→ **Exercise**: Please copy the records word for word, starting at the line that has "Find all labels, buttons, inputs, and" and stopping after the line that has "question-17-stem-line-2: wh e".

[Element and region listings]
────────

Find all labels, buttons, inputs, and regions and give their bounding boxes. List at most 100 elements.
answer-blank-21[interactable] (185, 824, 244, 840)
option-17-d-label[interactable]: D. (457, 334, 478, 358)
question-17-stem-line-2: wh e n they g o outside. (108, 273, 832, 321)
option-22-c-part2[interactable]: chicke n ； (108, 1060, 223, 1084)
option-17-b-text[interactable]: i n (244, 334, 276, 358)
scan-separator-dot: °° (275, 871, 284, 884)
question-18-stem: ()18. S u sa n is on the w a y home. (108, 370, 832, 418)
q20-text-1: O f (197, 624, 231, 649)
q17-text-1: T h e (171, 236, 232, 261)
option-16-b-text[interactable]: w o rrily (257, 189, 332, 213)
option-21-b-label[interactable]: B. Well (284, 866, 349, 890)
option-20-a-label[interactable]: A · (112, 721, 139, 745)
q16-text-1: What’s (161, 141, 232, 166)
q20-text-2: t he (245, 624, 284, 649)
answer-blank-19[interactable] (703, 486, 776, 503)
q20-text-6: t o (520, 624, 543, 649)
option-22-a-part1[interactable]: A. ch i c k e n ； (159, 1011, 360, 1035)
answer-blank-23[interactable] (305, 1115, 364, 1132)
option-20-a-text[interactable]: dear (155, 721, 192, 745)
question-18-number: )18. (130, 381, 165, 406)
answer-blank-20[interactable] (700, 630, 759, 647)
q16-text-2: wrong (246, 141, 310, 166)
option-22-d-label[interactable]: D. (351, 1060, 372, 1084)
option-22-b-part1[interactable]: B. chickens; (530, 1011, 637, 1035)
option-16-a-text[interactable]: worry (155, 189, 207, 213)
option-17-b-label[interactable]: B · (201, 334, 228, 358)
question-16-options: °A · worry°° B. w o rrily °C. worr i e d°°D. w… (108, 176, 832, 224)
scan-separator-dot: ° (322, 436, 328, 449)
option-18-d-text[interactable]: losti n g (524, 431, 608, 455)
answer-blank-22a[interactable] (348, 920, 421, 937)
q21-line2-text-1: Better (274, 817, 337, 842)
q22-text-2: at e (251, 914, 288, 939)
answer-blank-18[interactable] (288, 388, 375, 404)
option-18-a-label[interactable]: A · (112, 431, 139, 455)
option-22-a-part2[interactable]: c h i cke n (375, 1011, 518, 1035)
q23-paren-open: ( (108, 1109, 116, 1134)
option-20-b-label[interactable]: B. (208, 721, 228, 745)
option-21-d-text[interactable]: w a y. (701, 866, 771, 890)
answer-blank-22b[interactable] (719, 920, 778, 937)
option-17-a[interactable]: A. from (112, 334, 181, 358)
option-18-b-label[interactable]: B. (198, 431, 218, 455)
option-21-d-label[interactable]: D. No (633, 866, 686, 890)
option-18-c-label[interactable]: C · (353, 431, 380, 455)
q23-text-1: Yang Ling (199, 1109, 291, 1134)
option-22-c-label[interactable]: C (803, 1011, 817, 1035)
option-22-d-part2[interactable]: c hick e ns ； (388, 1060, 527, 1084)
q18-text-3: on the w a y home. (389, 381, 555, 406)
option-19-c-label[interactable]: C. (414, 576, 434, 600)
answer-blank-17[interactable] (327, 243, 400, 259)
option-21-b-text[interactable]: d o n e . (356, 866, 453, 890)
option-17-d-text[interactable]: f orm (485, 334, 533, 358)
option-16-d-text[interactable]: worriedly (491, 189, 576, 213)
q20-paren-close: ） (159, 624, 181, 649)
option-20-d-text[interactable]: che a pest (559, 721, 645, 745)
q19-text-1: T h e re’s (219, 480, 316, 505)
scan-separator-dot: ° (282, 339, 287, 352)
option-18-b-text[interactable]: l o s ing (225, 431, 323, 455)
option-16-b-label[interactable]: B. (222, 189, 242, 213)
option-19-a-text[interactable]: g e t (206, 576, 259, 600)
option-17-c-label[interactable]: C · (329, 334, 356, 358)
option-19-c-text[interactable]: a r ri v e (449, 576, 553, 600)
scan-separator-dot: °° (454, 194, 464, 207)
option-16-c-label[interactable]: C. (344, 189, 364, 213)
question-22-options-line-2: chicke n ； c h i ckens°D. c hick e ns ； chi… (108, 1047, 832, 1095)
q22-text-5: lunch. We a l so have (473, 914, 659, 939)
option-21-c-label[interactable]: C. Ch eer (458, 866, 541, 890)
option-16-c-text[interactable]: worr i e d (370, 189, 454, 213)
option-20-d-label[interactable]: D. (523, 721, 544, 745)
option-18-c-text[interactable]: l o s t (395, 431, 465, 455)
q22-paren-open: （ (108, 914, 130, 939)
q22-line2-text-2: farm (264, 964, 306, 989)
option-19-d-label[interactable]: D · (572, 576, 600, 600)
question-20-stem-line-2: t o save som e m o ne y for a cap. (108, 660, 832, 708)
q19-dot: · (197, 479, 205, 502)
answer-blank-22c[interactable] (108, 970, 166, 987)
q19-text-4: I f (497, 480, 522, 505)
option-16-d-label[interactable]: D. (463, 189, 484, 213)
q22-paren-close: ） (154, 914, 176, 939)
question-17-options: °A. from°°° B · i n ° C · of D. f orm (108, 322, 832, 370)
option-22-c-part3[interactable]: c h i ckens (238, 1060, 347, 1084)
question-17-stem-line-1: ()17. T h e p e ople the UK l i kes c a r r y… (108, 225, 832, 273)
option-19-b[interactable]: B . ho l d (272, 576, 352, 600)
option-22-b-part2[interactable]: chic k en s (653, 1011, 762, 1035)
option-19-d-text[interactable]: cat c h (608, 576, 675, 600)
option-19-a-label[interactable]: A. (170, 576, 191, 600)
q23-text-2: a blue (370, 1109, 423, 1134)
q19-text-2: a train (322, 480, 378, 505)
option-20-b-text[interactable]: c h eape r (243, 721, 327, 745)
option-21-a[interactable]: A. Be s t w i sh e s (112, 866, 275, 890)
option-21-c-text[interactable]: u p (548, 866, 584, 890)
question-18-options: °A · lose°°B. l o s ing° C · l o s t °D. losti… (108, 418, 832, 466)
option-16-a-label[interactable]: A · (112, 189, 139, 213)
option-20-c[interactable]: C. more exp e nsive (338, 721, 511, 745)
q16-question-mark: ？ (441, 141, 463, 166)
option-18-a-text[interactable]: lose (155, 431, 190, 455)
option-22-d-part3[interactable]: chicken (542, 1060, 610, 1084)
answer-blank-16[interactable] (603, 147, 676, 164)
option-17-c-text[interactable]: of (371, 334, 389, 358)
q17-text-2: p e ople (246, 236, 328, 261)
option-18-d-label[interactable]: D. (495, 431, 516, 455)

────────

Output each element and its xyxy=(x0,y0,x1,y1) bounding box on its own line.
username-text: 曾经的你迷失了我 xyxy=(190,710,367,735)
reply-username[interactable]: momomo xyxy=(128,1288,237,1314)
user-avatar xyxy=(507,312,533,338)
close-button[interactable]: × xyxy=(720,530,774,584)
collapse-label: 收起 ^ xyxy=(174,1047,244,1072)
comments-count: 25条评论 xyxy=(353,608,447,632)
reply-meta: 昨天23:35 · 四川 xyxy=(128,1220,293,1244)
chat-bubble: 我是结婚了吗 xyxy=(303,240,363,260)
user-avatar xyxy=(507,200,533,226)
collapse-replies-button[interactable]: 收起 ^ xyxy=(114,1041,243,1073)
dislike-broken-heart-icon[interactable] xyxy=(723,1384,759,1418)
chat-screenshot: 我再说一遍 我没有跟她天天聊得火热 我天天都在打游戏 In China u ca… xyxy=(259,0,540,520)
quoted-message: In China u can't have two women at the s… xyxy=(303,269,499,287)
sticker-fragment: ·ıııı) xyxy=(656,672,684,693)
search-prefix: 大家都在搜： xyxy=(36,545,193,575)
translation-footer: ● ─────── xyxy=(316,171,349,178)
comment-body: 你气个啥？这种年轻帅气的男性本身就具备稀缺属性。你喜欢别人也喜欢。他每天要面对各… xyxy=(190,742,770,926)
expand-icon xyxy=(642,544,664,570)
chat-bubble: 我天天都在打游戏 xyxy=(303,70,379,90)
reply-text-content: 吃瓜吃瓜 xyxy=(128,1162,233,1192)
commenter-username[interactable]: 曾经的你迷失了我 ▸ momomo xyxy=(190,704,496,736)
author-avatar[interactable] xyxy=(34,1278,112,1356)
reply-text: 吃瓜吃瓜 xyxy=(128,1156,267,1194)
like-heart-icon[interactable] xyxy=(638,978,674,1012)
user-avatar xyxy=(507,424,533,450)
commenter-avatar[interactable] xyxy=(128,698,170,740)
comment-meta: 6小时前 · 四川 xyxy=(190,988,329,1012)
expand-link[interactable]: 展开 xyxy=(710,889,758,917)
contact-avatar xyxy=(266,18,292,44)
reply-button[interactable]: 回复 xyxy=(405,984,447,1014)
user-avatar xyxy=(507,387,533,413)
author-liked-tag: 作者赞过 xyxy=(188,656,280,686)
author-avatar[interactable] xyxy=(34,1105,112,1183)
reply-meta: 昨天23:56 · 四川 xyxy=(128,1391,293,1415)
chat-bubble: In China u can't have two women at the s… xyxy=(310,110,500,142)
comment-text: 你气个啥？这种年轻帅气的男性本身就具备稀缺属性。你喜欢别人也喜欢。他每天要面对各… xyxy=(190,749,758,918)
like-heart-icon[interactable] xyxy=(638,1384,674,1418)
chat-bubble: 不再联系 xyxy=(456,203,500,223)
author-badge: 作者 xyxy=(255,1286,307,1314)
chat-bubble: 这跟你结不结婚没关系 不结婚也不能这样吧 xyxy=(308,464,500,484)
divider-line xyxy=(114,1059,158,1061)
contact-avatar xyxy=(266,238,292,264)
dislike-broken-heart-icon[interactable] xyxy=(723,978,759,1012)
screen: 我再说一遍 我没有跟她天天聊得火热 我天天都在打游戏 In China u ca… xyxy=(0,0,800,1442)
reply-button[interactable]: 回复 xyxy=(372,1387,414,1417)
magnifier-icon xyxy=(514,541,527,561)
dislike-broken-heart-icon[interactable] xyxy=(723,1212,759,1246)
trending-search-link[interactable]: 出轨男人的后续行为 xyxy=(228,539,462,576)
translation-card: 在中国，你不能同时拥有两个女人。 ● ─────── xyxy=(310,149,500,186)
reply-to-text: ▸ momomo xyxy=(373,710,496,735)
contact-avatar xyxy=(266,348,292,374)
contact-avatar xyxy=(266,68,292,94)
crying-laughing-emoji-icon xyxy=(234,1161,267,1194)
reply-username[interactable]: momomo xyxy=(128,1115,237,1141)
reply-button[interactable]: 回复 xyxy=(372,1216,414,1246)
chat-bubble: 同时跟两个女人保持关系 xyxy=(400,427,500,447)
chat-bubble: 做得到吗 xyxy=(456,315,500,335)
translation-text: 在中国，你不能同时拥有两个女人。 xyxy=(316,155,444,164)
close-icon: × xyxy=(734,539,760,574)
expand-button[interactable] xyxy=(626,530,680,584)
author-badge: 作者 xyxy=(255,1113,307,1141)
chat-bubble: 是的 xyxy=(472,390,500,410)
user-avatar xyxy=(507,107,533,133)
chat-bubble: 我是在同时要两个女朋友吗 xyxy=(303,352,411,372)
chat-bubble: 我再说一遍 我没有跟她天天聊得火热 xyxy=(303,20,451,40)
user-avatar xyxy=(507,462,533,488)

────────

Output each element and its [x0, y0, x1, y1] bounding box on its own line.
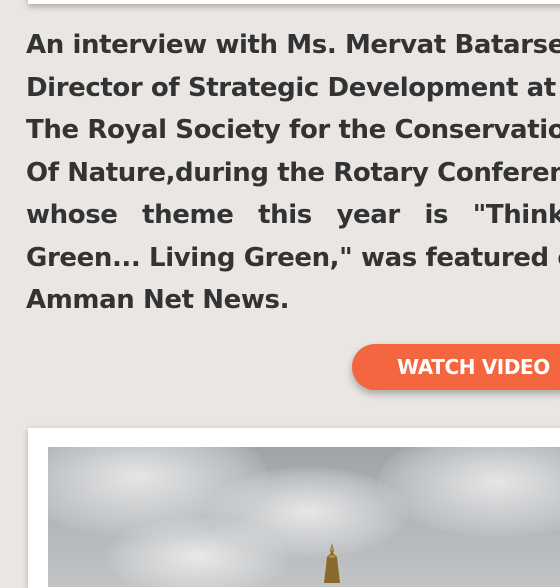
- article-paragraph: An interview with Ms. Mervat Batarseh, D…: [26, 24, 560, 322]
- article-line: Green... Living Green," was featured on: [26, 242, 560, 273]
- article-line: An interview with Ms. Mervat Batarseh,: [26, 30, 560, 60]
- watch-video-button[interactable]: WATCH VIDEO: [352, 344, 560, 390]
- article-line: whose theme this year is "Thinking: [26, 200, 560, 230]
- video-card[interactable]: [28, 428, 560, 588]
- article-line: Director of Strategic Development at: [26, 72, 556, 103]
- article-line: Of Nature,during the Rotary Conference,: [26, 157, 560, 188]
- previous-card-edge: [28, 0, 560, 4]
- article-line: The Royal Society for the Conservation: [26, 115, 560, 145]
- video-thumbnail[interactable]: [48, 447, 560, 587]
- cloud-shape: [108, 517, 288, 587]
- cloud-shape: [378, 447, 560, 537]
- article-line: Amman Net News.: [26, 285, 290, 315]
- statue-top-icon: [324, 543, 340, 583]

────────

→ **Output of the exercise**:
Find all labels, buttons, inputs, and regions and give their bounding boxes. List at most 100 elements.
answer-blank-21[interactable] (185, 824, 244, 840)
option-17-d-label[interactable]: D. (457, 334, 478, 358)
question-17-stem-line-2: wh e n they g o outside. (108, 273, 832, 321)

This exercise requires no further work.